Start of The input

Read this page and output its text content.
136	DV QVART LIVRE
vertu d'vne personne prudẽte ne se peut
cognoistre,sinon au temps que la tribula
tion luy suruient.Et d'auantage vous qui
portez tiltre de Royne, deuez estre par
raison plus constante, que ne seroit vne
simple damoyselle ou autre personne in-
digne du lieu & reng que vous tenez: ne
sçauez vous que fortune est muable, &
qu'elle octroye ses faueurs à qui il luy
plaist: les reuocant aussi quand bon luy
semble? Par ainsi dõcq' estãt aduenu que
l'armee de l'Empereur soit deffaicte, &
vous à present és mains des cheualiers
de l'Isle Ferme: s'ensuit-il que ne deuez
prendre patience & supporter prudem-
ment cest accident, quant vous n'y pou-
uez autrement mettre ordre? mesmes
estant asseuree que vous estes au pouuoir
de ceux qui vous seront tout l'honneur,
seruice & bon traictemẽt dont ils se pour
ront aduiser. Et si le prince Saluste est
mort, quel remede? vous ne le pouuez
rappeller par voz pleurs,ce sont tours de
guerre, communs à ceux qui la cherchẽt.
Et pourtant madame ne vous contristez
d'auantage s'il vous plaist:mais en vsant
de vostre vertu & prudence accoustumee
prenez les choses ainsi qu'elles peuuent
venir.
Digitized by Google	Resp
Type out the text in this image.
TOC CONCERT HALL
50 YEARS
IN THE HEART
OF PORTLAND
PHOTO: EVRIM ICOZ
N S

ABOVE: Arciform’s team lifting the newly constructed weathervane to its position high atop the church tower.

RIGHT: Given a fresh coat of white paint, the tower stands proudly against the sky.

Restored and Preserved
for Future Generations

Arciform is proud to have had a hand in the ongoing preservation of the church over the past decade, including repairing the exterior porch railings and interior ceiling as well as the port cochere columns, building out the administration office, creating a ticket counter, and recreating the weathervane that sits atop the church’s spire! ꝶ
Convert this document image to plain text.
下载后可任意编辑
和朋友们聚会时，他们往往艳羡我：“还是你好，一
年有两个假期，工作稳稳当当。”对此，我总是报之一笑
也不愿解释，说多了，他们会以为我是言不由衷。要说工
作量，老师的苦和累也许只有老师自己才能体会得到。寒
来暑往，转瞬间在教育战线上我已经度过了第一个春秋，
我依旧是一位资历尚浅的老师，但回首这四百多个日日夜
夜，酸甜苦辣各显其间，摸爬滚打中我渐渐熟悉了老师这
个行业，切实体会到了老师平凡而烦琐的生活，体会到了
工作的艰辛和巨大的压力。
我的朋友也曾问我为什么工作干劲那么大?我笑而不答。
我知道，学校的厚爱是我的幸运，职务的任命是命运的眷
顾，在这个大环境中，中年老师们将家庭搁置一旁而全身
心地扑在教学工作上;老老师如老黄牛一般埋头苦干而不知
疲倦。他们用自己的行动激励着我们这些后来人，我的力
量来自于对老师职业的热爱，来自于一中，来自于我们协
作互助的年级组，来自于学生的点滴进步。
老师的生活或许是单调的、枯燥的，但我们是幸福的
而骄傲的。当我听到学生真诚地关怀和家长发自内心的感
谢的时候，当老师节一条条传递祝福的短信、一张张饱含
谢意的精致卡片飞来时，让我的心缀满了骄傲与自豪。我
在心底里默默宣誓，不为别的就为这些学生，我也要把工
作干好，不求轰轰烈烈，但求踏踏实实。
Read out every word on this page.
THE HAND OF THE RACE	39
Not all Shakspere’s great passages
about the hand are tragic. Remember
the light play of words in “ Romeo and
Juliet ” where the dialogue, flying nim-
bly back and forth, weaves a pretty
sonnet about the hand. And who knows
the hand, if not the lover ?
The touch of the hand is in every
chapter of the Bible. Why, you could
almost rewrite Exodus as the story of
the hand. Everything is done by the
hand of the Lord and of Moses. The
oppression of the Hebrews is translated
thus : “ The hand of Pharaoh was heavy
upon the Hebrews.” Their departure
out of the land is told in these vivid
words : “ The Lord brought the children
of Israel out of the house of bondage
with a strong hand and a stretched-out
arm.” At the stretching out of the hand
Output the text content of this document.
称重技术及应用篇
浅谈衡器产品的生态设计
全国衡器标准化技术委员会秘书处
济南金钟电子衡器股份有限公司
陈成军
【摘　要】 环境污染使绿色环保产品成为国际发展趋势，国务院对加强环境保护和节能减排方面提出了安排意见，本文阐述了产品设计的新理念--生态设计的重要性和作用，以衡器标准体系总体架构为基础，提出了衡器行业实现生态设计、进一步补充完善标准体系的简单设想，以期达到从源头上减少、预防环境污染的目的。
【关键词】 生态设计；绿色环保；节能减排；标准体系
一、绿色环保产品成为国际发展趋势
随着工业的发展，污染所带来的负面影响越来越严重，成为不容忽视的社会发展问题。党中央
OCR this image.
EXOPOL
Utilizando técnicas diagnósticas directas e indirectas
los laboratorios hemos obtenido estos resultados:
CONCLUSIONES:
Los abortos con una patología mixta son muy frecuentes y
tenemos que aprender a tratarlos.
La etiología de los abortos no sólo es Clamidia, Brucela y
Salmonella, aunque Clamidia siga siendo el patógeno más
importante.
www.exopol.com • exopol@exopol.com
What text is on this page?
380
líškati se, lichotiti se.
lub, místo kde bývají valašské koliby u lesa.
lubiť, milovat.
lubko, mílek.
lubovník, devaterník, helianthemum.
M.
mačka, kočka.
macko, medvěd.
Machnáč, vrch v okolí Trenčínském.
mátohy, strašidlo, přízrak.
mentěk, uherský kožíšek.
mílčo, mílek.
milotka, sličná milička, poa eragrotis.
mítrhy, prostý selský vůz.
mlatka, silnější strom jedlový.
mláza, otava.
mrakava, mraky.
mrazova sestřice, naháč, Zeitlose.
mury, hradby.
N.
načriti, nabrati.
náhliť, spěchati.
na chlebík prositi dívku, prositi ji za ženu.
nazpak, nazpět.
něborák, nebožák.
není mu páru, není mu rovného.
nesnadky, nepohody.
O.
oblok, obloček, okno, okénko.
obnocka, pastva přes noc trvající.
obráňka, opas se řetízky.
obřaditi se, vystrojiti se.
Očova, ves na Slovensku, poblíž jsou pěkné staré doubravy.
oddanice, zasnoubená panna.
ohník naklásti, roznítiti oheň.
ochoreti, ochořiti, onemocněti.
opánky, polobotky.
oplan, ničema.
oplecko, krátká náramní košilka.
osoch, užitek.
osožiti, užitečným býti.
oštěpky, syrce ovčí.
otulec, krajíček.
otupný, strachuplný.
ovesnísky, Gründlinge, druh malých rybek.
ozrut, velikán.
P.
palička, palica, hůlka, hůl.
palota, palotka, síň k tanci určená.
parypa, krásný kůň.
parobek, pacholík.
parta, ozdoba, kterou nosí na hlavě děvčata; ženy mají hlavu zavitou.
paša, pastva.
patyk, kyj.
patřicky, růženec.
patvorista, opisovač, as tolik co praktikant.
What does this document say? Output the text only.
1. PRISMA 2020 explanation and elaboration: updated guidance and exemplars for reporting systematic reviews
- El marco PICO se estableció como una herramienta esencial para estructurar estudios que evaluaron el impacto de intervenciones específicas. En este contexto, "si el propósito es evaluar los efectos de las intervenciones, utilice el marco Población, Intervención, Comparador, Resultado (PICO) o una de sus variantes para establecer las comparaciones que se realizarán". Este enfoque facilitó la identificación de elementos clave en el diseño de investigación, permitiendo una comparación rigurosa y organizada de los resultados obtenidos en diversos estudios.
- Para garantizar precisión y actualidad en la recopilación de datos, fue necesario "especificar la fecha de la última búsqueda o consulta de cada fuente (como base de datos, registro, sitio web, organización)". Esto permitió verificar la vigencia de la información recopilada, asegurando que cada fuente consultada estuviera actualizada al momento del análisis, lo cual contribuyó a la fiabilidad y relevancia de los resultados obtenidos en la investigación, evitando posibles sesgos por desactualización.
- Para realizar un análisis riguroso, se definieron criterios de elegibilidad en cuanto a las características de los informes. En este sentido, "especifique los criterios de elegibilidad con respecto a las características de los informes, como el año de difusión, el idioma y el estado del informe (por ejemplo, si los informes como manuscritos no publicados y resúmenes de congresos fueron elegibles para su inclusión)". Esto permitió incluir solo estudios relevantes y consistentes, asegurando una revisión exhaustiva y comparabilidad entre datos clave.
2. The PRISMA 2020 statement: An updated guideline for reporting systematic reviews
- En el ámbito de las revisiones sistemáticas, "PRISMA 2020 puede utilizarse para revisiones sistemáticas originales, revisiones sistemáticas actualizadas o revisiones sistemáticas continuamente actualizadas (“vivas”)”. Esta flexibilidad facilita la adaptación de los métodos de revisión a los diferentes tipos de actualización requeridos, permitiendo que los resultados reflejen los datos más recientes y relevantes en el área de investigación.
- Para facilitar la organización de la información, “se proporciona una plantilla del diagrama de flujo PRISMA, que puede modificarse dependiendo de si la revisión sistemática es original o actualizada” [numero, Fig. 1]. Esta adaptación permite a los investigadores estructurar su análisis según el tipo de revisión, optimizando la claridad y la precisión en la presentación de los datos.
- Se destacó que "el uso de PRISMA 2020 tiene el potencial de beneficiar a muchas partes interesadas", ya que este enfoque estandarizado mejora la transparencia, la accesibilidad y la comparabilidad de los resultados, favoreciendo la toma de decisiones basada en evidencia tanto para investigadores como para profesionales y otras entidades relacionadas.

End of The input

§ The exercise
Tell how many lines of the data include the word "Clamidia", and nothing else.

§ Full response
2